▶ _Written problem_: Write out every one of the lines below again, keeping each character unchanged.

▶ _Record set_:
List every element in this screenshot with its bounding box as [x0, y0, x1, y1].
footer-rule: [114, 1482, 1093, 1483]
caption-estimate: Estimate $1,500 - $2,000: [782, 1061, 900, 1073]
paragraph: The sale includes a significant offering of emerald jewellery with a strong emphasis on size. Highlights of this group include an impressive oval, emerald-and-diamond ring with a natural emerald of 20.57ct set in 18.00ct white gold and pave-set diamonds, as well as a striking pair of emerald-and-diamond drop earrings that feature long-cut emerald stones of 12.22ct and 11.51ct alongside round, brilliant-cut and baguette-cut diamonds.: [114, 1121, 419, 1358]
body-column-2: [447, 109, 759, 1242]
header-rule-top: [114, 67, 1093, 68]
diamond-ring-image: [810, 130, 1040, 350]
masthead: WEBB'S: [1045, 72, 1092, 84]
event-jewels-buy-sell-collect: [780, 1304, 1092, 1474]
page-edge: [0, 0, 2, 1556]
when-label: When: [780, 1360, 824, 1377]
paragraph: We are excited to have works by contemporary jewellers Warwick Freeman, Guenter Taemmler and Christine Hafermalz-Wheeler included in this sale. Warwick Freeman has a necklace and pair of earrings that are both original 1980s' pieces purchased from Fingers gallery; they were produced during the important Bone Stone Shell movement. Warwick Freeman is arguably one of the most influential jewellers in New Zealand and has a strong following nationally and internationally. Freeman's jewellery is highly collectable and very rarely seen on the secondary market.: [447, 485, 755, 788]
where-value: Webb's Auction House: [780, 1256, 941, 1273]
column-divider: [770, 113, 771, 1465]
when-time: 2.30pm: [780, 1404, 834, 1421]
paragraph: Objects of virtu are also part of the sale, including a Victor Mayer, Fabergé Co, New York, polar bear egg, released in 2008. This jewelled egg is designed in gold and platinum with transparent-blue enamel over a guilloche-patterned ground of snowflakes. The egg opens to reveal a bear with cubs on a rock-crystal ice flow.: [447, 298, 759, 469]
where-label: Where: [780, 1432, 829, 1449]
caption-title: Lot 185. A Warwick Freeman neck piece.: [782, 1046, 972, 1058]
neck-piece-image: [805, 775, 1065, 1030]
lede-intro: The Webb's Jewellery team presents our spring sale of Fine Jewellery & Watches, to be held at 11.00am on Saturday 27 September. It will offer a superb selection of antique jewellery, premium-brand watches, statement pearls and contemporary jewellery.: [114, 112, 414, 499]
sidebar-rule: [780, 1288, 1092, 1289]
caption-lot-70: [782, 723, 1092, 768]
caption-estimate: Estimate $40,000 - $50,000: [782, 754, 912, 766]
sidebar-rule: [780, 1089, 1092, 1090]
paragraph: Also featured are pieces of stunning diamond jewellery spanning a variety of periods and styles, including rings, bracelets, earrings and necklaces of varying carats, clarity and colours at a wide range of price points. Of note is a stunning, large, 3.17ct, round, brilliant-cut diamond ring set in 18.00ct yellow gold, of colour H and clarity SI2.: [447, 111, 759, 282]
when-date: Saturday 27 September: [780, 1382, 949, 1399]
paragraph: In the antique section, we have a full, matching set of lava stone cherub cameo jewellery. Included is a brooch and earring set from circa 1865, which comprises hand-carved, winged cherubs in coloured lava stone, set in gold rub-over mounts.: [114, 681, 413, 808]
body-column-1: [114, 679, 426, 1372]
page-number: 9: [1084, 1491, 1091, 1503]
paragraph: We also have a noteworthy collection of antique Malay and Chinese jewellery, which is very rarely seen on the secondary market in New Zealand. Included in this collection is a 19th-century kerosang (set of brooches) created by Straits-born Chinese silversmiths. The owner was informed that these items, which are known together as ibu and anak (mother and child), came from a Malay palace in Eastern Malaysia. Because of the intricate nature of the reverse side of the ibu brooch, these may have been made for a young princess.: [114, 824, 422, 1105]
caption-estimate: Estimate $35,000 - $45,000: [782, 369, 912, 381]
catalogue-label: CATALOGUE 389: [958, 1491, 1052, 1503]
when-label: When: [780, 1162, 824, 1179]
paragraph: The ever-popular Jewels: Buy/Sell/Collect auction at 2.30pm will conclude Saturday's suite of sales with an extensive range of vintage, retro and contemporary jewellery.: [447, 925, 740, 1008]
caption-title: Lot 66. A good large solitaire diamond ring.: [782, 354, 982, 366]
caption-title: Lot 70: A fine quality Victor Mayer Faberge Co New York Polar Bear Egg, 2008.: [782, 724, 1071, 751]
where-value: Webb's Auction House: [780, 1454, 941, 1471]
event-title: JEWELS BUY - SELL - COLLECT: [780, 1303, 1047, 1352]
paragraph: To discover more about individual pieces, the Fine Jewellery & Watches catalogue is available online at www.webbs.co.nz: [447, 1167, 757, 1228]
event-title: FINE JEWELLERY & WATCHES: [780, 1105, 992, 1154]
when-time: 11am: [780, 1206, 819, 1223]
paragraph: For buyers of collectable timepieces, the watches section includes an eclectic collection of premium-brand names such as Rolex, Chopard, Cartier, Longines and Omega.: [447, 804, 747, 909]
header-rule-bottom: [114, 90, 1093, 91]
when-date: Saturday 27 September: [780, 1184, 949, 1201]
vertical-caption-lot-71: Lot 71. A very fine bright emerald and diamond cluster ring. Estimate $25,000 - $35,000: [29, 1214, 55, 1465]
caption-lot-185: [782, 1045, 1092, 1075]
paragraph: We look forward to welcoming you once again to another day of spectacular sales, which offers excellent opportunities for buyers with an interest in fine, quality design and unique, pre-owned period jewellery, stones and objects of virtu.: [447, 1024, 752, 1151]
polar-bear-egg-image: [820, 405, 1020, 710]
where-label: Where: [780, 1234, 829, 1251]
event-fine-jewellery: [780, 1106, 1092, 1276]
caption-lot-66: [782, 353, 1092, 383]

▶ _Final result_:
List every element in this screenshot with its bounding box as [x0, y0, x1, y1].
footer-rule: [114, 1482, 1093, 1483]
caption-estimate: Estimate $1,500 - $2,000: [782, 1061, 900, 1073]
paragraph: The sale includes a significant offering of emerald jewellery with a strong emphasis on size. Highlights of this group include an impressive oval, emerald-and-diamond ring with a natural emerald of 20.57ct set in 18.00ct white gold and pave-set diamonds, as well as a striking pair of emerald-and-diamond drop earrings that feature long-cut emerald stones of 12.22ct and 11.51ct alongside round, brilliant-cut and baguette-cut diamonds.: [114, 1121, 419, 1358]
body-column-2: [447, 109, 759, 1242]
header-rule-top: [114, 67, 1093, 68]
diamond-ring-image: [810, 130, 1040, 350]
masthead: WEBB'S: [1045, 72, 1092, 84]
event-jewels-buy-sell-collect: [780, 1304, 1092, 1474]
page-edge: [0, 0, 2, 1556]
when-label: When: [780, 1360, 824, 1377]
paragraph: We are excited to have works by contemporary jewellers Warwick Freeman, Guenter Taemmler and Christine Hafermalz-Wheeler included in this sale. Warwick Freeman has a necklace and pair of earrings that are both original 1980s' pieces purchased from Fingers gallery; they were produced during the important Bone Stone Shell movement. Warwick Freeman is arguably one of the most influential jewellers in New Zealand and has a strong following nationally and internationally. Freeman's jewellery is highly collectable and very rarely seen on the secondary market.: [447, 485, 755, 788]
where-value: Webb's Auction House: [780, 1256, 941, 1273]
column-divider: [770, 113, 771, 1465]
when-time: 2.30pm: [780, 1404, 834, 1421]
paragraph: Objects of virtu are also part of the sale, including a Victor Mayer, Fabergé Co, New York, polar bear egg, released in 2008. This jewelled egg is designed in gold and platinum with transparent-blue enamel over a guilloche-patterned ground of snowflakes. The egg opens to reveal a bear with cubs on a rock-crystal ice flow.: [447, 298, 759, 469]
where-label: Where: [780, 1432, 829, 1449]
caption-title: Lot 185. A Warwick Freeman neck piece.: [782, 1046, 972, 1058]
neck-piece-image: [805, 775, 1065, 1030]
lede-intro: The Webb's Jewellery team presents our spring sale of Fine Jewellery & Watches, to be held at 11.00am on Saturday 27 September. It will offer a superb selection of antique jewellery, premium-brand watches, statement pearls and contemporary jewellery.: [114, 112, 414, 499]
sidebar-rule: [780, 1288, 1092, 1289]
caption-lot-70: [782, 723, 1092, 768]
caption-estimate: Estimate $40,000 - $50,000: [782, 754, 912, 766]
sidebar-rule: [780, 1089, 1092, 1090]
paragraph: Also featured are pieces of stunning diamond jewellery spanning a variety of periods and styles, including rings, bracelets, earrings and necklaces of varying carats, clarity and colours at a wide range of price points. Of note is a stunning, large, 3.17ct, round, brilliant-cut diamond ring set in 18.00ct yellow gold, of colour H and clarity SI2.: [447, 111, 759, 282]
when-date: Saturday 27 September: [780, 1382, 949, 1399]
paragraph: In the antique section, we have a full, matching set of lava stone cherub cameo jewellery. Included is a brooch and earring set from circa 1865, which comprises hand-carved, winged cherubs in coloured lava stone, set in gold rub-over mounts.: [114, 681, 413, 808]
body-column-1: [114, 679, 426, 1372]
page-number: 9: [1084, 1491, 1091, 1503]
paragraph: We also have a noteworthy collection of antique Malay and Chinese jewellery, which is very rarely seen on the secondary market in New Zealand. Included in this collection is a 19th-century kerosang (set of brooches) created by Straits-born Chinese silversmiths. The owner was informed that these items, which are known together as ibu and anak (mother and child), came from a Malay palace in Eastern Malaysia. Because of the intricate nature of the reverse side of the ibu brooch, these may have been made for a young princess.: [114, 824, 422, 1105]
caption-estimate: Estimate $35,000 - $45,000: [782, 369, 912, 381]
catalogue-label: CATALOGUE 389: [958, 1491, 1052, 1503]
when-label: When: [780, 1162, 824, 1179]
paragraph: The ever-popular Jewels: Buy/Sell/Collect auction at 2.30pm will conclude Saturday's suite of sales with an extensive range of vintage, retro and contemporary jewellery.: [447, 925, 740, 1008]
caption-title: Lot 66. A good large solitaire diamond ring.: [782, 354, 982, 366]
caption-title: Lot 70: A fine quality Victor Mayer Faberge Co New York Polar Bear Egg, 2008.: [782, 724, 1071, 751]
where-value: Webb's Auction House: [780, 1454, 941, 1471]
event-title: JEWELS BUY - SELL - COLLECT: [780, 1303, 1047, 1352]
paragraph: To discover more about individual pieces, the Fine Jewellery & Watches catalogue is available online at www.webbs.co.nz: [447, 1167, 757, 1228]
event-title: FINE JEWELLERY & WATCHES: [780, 1105, 992, 1154]
when-time: 11am: [780, 1206, 819, 1223]
paragraph: For buyers of collectable timepieces, the watches section includes an eclectic collection of premium-brand names such as Rolex, Chopard, Cartier, Longines and Omega.: [447, 804, 747, 909]
header-rule-bottom: [114, 90, 1093, 91]
when-date: Saturday 27 September: [780, 1184, 949, 1201]
vertical-caption-lot-71: Lot 71. A very fine bright emerald and diamond cluster ring. Estimate $25,000 - $35,000: [29, 1214, 55, 1465]
caption-lot-185: [782, 1045, 1092, 1075]
paragraph: We look forward to welcoming you once again to another day of spectacular sales, which offers excellent opportunities for buyers with an interest in fine, quality design and unique, pre-owned period jewellery, stones and objects of virtu.: [447, 1024, 752, 1151]
polar-bear-egg-image: [820, 405, 1020, 710]
where-label: Where: [780, 1234, 829, 1251]
event-fine-jewellery: [780, 1106, 1092, 1276]
caption-lot-66: [782, 353, 1092, 383]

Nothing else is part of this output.